(DOCUMENT EXTRACT begins)

This dataset was acquired at the Centre Hospitalier Universitaire Vaudois (CHUV), Lausanne, Switzerland, using a 3T Siemens Prisma MRI scanner.
It adopts the sub-/ses- structure and contains one T1w anatomical MRI (MPRAGE), one diffusion MRI (DSI) , and one resting-state functional MRI as well as additional Freesurfer derivatives.
It is distributed under the Creative Commons Attribution 4.0 International (CC BY 4.0) license. (See https://creativecommons.org/licenses/by/4.0/ for more details)
Changes
Version 2.1
Fix issues with the resampling of the DWI and rfMRI scans with Slicer. They were regenerated in version 2.1 with mri_convert to better handle the 4th dimension.

(DOCUMENT EXTRACT ends)
(DATASET EXCERPTS begins)

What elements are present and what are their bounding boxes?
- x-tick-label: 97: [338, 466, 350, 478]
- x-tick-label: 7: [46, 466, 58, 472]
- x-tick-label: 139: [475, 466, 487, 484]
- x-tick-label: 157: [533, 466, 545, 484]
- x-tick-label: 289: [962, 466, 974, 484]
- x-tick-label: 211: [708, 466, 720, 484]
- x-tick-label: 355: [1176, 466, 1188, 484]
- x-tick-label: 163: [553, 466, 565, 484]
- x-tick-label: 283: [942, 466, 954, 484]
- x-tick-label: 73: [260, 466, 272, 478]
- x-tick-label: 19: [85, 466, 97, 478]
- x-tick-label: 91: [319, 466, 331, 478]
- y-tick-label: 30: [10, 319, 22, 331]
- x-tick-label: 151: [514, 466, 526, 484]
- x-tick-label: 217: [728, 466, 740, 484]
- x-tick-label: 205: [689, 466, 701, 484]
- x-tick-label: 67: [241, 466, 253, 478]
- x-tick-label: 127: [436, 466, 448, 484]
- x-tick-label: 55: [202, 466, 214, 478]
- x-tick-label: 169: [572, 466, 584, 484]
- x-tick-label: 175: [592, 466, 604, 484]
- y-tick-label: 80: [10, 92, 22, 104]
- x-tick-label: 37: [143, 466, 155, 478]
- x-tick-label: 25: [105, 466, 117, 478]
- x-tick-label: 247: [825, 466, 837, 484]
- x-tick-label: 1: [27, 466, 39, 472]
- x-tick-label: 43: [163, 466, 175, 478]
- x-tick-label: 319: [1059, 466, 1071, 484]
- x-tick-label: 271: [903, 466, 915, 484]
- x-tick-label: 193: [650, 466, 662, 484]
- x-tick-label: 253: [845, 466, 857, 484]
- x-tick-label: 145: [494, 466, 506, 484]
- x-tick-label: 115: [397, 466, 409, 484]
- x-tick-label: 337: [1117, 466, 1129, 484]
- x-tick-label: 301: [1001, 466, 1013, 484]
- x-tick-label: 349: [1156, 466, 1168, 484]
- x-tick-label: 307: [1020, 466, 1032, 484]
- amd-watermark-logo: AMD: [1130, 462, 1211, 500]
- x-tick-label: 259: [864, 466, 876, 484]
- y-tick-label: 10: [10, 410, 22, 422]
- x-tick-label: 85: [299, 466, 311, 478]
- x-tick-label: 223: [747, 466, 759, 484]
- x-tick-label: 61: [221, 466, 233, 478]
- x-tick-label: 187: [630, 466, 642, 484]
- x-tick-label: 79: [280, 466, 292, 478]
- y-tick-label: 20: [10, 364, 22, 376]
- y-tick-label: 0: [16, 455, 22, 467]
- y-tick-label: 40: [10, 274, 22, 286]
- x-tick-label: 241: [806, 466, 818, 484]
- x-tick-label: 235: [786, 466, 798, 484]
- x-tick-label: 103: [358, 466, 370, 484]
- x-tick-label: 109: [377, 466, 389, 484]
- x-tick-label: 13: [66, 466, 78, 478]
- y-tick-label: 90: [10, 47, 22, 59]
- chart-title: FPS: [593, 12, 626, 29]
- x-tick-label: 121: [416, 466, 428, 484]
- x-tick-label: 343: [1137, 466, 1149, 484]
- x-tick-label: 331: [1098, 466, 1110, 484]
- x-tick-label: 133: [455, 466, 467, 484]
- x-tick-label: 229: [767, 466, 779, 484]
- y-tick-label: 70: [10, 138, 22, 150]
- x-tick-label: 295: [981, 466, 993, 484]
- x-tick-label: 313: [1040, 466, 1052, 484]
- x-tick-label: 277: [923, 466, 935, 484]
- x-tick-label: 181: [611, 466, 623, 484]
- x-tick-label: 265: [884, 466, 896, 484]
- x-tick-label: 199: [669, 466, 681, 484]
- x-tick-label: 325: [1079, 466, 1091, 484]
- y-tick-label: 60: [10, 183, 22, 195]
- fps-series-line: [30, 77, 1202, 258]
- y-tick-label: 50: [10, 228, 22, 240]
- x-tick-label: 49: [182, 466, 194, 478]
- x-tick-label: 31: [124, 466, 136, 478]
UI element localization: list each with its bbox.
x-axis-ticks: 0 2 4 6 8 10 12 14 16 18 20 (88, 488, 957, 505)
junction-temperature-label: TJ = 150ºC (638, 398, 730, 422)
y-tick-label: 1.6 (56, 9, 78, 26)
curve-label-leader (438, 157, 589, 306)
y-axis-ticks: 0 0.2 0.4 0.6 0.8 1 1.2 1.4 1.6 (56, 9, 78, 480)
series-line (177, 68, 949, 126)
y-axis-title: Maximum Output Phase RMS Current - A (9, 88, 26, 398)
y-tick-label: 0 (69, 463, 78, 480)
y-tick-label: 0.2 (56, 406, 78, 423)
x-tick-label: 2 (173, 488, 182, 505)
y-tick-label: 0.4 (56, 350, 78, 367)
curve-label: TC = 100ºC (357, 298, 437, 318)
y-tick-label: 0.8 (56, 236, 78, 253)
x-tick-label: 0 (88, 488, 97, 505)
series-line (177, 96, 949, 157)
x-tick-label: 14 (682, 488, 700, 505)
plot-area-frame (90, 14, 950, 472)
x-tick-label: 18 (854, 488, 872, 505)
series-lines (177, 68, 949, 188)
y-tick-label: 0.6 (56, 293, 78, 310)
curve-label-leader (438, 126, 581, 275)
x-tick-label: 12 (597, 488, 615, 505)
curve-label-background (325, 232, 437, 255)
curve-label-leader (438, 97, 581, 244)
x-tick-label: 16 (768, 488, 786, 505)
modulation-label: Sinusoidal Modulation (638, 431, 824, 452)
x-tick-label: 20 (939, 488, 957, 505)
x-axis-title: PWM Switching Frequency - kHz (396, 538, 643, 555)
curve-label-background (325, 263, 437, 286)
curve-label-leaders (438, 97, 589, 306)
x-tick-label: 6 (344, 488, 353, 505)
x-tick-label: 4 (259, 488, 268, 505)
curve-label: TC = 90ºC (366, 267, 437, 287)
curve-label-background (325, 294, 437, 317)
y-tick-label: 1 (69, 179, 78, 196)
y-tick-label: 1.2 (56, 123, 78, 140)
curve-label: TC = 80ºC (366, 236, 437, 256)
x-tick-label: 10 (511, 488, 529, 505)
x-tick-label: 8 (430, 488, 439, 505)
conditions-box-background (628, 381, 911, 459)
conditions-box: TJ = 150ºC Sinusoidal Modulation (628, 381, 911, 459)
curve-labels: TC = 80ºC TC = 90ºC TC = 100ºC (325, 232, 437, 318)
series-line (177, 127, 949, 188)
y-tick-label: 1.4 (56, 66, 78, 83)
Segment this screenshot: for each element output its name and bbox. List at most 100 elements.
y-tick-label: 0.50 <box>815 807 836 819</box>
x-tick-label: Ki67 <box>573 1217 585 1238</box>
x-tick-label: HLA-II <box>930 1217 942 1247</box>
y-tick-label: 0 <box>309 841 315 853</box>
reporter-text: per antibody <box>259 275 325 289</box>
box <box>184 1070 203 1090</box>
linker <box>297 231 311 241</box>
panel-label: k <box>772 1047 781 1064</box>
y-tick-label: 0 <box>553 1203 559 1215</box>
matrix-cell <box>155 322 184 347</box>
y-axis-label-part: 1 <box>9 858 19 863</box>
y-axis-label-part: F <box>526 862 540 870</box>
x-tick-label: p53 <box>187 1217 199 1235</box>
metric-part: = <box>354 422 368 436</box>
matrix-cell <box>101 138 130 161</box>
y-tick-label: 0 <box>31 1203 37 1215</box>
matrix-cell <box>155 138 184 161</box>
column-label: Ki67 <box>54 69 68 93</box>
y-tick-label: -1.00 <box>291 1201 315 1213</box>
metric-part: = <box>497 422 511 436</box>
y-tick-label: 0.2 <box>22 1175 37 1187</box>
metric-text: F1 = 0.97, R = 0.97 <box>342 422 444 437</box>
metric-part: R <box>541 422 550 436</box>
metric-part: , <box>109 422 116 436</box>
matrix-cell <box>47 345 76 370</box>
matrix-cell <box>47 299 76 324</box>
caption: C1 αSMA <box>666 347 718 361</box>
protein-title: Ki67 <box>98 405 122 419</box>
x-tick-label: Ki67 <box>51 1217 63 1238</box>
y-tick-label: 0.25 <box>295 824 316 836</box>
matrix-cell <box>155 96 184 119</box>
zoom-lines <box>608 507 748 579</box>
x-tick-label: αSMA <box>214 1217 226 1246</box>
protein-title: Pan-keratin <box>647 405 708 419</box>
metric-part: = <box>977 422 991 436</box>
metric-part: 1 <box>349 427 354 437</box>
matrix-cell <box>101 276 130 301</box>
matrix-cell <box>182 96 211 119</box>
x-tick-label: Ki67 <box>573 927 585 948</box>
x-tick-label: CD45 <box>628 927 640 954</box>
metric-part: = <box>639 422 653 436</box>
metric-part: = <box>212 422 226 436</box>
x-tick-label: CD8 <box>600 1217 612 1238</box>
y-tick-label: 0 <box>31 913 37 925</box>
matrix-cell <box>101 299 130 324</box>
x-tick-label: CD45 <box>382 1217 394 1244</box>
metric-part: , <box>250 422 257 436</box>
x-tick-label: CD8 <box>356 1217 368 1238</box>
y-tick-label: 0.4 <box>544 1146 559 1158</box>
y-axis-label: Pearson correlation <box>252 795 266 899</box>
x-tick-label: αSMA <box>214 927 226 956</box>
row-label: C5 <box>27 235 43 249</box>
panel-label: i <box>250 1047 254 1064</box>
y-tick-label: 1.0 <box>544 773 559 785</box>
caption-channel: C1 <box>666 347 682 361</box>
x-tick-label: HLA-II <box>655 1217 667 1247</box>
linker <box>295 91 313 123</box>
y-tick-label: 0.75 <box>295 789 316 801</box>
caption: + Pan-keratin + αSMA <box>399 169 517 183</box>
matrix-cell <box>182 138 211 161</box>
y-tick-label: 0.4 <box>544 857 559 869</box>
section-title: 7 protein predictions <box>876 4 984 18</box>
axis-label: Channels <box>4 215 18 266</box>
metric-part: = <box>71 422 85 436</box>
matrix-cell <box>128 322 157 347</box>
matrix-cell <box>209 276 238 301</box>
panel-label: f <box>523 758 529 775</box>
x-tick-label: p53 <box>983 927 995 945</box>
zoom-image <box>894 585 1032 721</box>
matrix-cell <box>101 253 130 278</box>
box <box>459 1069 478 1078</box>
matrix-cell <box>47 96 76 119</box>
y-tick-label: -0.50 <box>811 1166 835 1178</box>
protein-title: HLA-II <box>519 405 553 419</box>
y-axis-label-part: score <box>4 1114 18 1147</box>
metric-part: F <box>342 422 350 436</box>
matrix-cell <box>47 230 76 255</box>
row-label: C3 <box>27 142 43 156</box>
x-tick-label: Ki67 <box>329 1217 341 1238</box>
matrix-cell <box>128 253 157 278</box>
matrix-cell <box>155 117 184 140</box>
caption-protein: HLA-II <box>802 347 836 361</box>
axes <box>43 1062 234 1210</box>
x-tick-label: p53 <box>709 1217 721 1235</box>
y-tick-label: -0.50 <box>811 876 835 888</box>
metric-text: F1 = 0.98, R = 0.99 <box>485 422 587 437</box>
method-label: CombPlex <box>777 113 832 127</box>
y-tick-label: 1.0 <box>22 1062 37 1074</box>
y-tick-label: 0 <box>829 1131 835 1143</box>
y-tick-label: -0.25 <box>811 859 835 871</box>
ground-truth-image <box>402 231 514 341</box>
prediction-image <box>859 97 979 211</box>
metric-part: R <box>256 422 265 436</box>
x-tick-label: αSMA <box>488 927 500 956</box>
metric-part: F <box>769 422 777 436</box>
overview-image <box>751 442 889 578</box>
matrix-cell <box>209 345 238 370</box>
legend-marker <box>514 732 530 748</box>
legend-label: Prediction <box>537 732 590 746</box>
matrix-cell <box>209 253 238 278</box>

(DATASET EXCERPTS ends)

PROBLEM DETAILS:
Write what comes next in the MRI dataset description, starting right after its last sentence. The entries come from a different source than the MRI dataset description.

ANSWER FOR THIS EXERCISE:
For the sake of the size of the dataset, only 100 frames in the fMRI recording has been kept and the sourcedata/ folder has been dropped but can be easily be retrieved in the previous 2.0 version (https://zenodo.org/record/5788803#.Yb2-giYo8bV).
Version 2.0
For testing purposes, scans found in the root sub-01 directory have been downsampled to 2x2x2 mm3 (MPRAGE), and to 3x3x3 mm3 (DSI and rfMRI) with the ResampleScalarVolume module of Slicer 4.6.2. A copy of the output produced in the terminal by Slicer has been created in the code/ directory.
Original data have been placed in sourcedata/ in concordance to BIDS.